What is being asked:
How many of the lines in the data contain "letter"? Give only the number.

Extracts from a graphics dataset
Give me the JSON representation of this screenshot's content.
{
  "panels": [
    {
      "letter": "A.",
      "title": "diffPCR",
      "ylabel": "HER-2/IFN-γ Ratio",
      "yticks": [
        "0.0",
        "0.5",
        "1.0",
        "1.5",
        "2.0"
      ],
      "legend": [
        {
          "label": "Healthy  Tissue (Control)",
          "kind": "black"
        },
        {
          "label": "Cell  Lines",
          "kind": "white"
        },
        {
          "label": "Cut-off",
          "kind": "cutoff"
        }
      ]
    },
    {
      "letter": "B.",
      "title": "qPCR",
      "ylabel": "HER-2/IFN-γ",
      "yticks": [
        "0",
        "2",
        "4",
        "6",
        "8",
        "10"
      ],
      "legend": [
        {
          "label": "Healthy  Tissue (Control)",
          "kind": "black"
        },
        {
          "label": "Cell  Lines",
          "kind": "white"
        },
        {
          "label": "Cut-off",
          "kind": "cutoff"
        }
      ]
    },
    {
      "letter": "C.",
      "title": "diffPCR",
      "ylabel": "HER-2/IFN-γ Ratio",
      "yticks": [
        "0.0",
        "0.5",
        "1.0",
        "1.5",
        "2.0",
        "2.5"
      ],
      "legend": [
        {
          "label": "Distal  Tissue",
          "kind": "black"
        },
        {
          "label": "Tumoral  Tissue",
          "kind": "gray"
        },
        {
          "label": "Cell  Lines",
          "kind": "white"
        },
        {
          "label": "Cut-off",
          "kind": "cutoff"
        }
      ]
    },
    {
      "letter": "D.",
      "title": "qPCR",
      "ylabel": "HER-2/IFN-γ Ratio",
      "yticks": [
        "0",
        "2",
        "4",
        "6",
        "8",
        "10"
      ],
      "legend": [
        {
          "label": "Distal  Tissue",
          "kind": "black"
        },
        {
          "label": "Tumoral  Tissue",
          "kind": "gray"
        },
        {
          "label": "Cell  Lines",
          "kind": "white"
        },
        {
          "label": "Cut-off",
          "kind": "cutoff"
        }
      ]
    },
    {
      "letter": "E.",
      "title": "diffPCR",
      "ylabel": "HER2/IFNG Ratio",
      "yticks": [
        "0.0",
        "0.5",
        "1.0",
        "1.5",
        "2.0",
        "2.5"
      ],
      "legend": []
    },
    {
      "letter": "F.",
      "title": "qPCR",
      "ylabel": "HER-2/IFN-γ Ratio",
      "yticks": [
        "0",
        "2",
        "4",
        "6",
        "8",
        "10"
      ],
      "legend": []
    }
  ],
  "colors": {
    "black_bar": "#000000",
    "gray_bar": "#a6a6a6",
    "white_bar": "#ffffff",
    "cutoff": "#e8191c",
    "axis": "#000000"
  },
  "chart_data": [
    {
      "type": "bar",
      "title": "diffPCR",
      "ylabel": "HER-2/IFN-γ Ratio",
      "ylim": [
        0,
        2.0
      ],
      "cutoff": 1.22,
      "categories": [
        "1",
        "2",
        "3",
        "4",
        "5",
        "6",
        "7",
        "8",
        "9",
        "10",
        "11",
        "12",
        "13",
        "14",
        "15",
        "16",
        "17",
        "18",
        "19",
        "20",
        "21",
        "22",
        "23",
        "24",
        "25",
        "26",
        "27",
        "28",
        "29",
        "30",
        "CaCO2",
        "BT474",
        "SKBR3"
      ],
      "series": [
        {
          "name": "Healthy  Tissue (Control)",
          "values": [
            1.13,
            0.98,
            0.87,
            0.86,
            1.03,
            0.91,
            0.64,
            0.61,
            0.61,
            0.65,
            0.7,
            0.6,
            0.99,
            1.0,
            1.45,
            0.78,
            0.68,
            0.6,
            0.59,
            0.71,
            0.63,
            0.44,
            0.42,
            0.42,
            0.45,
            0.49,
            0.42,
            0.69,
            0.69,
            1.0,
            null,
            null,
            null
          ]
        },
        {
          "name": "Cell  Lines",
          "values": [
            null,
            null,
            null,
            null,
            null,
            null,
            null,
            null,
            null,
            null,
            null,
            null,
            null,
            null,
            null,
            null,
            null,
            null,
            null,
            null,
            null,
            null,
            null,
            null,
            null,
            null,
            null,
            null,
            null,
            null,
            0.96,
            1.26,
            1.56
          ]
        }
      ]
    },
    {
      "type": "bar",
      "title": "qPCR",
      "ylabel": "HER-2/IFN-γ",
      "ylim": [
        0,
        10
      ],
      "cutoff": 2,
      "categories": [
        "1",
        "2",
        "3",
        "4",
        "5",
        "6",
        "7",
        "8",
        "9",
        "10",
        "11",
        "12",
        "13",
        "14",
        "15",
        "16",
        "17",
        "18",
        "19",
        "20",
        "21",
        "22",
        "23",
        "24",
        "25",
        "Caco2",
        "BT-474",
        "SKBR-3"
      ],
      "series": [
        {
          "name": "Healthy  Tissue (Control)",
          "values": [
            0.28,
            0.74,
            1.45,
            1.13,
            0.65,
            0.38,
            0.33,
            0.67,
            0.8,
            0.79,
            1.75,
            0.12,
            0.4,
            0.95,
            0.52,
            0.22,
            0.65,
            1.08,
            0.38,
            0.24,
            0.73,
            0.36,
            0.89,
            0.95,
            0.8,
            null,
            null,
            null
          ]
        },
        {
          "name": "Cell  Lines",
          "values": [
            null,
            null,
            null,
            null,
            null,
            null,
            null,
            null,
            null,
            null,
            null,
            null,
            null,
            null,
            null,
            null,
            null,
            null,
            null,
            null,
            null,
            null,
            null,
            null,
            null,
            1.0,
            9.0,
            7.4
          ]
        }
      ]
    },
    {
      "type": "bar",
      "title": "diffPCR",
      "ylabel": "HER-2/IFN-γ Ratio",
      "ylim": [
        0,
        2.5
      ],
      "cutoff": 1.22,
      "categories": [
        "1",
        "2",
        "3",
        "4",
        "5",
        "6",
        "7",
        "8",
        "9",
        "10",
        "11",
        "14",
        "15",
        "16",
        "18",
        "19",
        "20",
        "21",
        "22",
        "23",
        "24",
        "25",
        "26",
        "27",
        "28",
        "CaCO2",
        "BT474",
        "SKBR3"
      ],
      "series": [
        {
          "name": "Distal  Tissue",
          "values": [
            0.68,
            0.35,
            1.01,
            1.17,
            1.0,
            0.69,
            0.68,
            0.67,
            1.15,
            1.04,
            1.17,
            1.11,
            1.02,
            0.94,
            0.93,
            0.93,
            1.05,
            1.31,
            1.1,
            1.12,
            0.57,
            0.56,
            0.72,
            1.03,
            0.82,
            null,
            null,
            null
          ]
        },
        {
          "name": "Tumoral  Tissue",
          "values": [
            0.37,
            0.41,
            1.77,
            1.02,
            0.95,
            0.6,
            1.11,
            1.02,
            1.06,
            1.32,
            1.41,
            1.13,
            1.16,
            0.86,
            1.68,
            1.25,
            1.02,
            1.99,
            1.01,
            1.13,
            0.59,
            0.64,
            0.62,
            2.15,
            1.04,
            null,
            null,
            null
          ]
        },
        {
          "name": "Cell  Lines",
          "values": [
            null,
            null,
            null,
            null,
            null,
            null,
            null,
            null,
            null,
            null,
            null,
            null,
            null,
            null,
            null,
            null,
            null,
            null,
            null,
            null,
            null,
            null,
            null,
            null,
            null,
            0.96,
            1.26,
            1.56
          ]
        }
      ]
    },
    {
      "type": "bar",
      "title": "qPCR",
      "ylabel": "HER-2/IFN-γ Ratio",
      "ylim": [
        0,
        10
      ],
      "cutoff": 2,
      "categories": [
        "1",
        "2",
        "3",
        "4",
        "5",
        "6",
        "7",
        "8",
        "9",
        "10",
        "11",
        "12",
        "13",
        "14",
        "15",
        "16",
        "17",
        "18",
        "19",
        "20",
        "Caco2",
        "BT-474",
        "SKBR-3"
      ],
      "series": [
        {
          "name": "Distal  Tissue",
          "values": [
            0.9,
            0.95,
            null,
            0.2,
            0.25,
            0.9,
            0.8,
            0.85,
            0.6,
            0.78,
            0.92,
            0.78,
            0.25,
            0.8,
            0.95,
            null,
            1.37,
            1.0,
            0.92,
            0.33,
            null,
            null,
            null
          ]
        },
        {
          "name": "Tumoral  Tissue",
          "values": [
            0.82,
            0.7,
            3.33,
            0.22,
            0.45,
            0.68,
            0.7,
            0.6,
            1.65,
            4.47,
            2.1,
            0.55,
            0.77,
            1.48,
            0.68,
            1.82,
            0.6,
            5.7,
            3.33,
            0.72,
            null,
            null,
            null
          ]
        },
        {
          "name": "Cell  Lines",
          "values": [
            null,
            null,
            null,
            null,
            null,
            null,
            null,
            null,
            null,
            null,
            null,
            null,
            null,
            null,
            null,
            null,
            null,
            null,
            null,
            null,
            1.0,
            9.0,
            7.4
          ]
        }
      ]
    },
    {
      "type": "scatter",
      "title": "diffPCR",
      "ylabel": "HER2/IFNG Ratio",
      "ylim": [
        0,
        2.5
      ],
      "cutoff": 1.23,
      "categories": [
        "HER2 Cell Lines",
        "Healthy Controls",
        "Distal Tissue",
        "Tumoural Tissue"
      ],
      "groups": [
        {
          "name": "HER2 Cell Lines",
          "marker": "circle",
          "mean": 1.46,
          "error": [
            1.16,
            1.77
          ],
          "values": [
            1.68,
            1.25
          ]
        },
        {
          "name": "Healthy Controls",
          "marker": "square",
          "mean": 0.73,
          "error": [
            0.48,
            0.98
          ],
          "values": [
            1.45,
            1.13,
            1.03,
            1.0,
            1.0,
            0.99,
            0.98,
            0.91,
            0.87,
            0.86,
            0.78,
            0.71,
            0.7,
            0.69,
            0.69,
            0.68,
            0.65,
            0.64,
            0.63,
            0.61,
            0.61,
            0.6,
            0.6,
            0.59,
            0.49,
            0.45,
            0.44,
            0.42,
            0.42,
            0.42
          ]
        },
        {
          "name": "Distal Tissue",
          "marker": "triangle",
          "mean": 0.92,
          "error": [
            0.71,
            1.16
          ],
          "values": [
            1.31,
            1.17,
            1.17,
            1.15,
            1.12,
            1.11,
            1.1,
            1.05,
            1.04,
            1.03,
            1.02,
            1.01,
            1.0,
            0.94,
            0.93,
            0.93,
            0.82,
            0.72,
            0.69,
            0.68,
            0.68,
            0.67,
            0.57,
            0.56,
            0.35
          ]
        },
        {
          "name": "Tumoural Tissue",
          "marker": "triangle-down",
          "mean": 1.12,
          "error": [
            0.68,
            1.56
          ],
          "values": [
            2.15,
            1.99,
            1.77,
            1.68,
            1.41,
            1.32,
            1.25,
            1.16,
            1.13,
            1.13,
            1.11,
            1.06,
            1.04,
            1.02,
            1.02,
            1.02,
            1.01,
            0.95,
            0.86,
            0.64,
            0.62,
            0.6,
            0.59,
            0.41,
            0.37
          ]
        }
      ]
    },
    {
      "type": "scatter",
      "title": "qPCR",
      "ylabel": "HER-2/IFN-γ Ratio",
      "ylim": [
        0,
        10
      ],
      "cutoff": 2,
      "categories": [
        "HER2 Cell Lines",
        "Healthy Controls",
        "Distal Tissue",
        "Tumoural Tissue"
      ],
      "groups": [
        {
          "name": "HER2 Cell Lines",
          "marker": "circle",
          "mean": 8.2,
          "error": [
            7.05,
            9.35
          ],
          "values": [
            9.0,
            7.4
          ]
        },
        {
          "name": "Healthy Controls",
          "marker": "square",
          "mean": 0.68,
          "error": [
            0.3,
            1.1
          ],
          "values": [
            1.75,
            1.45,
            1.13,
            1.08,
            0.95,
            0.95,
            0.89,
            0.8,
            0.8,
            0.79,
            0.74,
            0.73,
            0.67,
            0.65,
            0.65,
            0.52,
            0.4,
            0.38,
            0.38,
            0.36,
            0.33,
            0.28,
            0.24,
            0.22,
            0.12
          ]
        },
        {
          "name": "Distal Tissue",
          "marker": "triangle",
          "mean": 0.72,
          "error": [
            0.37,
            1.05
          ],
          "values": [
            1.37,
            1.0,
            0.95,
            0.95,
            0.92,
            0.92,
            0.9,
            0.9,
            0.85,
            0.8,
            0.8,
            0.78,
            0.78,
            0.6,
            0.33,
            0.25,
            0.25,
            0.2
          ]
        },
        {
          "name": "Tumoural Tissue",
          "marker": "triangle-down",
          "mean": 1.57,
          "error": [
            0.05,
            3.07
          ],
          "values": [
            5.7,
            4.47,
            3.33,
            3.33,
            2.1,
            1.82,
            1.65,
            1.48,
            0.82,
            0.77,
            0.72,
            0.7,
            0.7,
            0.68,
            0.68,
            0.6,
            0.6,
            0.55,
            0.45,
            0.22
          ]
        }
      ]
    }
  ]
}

Exercise solution:
6